- [Required work]
Count the lines below that contain the word "Theres", and give only that number.

- [Information provided]
-*-

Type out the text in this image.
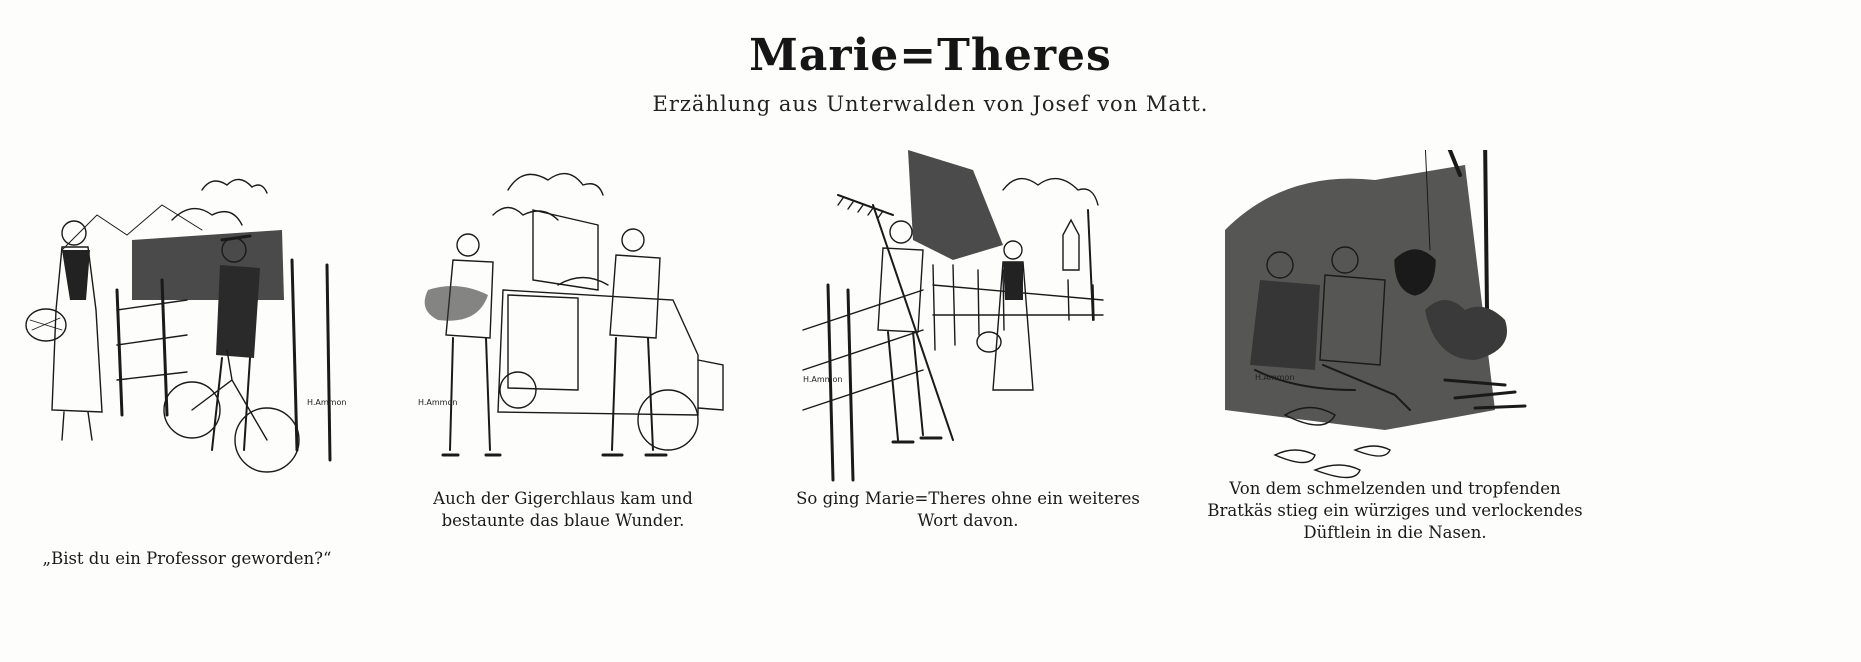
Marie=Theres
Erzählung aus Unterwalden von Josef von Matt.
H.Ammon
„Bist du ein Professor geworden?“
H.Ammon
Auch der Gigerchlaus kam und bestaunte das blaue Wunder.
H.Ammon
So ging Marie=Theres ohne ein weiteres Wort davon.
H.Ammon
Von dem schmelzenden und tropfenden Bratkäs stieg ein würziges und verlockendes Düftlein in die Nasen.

-*-

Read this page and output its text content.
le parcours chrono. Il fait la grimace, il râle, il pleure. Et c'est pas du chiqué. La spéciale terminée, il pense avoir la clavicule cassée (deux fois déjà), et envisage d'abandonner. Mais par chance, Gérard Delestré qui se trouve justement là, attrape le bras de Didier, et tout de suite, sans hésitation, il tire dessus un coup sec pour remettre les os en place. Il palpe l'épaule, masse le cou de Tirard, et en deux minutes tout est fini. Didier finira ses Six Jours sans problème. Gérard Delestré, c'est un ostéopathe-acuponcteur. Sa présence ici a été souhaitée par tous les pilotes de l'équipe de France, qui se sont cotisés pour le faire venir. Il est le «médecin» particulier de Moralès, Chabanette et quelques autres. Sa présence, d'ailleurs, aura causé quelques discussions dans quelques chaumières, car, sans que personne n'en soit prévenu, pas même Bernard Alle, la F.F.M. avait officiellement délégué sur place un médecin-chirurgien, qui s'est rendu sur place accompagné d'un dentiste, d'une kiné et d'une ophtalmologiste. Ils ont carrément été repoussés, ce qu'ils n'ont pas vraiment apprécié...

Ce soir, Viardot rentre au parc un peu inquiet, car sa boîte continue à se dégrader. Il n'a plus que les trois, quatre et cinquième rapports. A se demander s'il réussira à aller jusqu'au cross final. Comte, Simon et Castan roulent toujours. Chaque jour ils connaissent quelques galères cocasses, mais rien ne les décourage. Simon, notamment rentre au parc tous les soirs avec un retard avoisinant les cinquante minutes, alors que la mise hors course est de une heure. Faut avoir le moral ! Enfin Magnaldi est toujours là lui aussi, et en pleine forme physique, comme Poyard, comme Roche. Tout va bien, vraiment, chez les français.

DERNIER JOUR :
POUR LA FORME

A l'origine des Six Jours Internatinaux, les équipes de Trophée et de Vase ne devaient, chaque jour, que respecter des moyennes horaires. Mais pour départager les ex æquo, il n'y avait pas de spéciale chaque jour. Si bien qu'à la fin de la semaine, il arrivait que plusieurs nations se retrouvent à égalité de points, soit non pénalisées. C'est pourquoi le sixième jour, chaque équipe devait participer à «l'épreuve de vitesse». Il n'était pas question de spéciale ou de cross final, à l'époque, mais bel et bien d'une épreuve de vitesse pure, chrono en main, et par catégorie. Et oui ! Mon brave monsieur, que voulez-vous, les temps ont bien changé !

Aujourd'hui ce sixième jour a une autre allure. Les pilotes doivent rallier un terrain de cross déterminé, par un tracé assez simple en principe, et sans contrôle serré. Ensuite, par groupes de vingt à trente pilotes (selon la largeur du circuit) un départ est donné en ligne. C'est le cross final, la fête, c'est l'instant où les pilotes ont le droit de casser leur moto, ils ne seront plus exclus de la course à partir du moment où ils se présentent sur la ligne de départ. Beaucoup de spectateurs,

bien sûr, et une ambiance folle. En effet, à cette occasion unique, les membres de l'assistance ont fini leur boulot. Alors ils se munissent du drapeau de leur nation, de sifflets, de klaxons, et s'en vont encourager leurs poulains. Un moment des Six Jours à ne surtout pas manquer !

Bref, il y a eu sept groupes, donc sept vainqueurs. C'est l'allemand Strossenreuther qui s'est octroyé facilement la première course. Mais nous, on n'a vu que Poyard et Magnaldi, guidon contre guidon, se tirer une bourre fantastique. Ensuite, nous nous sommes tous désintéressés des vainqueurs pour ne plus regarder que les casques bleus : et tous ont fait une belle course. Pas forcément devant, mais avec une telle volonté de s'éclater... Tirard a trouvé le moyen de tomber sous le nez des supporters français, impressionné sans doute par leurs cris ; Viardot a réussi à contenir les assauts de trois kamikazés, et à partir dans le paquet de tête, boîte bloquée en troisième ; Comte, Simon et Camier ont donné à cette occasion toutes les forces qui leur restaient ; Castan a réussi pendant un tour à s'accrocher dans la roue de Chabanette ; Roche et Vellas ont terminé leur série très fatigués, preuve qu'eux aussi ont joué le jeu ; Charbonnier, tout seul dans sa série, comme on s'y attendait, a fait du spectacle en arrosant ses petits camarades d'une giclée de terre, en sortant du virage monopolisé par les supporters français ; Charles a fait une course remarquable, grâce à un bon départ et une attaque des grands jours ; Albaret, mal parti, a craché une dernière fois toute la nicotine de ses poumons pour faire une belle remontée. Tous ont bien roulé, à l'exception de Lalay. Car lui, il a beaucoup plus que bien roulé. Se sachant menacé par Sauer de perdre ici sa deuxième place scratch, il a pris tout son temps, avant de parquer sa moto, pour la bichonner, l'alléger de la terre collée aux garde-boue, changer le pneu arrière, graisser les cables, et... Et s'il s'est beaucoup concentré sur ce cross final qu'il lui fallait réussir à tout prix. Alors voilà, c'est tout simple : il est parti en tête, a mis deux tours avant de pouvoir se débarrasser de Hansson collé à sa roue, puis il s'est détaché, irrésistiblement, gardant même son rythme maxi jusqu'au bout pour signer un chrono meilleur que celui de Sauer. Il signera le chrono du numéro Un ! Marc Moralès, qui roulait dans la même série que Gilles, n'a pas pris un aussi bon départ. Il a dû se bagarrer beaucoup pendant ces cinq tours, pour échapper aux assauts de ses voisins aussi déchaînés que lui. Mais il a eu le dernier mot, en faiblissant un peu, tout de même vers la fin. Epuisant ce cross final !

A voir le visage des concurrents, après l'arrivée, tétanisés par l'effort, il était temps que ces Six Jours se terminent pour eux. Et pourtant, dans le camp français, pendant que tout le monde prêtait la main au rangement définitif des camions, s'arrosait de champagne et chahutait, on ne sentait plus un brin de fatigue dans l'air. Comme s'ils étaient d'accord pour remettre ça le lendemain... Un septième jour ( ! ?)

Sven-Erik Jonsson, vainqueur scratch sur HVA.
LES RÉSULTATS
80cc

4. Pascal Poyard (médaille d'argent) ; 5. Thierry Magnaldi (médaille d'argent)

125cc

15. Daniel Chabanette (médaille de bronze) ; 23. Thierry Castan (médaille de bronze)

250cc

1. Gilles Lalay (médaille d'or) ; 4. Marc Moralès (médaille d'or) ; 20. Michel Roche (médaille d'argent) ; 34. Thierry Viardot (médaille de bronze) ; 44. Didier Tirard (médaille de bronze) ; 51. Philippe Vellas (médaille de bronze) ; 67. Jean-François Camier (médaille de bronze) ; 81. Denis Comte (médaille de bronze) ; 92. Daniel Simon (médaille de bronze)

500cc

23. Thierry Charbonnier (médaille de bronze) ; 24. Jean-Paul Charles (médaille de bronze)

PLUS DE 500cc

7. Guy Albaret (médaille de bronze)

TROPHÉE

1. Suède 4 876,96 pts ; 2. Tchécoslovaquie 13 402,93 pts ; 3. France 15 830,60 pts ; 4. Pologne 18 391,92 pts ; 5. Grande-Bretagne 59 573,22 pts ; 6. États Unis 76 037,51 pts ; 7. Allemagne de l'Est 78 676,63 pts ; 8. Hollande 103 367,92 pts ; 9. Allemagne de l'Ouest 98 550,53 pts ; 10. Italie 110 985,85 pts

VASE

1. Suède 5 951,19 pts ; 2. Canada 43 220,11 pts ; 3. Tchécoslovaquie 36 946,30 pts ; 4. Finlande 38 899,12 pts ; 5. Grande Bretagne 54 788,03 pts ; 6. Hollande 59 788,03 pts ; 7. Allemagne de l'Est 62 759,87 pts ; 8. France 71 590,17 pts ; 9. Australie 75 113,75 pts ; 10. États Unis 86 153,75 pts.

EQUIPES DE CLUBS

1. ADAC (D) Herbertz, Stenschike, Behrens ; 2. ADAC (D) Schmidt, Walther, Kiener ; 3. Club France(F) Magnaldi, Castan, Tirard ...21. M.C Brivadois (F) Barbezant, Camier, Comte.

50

-*-

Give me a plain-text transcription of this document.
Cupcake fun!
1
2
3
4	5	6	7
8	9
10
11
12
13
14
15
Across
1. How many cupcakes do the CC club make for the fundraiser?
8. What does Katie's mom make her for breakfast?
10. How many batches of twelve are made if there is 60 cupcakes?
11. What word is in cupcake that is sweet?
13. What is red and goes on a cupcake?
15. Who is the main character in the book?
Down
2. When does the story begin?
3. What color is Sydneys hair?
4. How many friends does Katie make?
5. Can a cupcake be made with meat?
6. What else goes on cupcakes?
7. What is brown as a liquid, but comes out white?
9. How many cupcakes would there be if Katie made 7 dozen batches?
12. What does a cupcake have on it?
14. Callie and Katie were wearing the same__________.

-*-

- [Correct response]
2